REQUIRED WORK
Retype each record shown below, leaving every character as it is.

+++

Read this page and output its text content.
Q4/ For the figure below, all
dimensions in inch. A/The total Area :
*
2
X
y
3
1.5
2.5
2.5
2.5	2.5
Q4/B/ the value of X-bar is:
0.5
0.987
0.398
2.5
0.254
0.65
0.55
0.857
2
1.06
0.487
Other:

+++

RESULT FOR THIS EXERCISE
Read this page and output its text content.
Q4/ For the figure below, all
dimensions in inch. A/The total Area :
*
2
X
y
3
1.5
2.5
2.5
2.5	2.5
Q4/B/ the value of X-bar is:
0.5
0.987
0.398
2.5
0.254
0.65
0.55
0.857
2
1.06
0.487
Other:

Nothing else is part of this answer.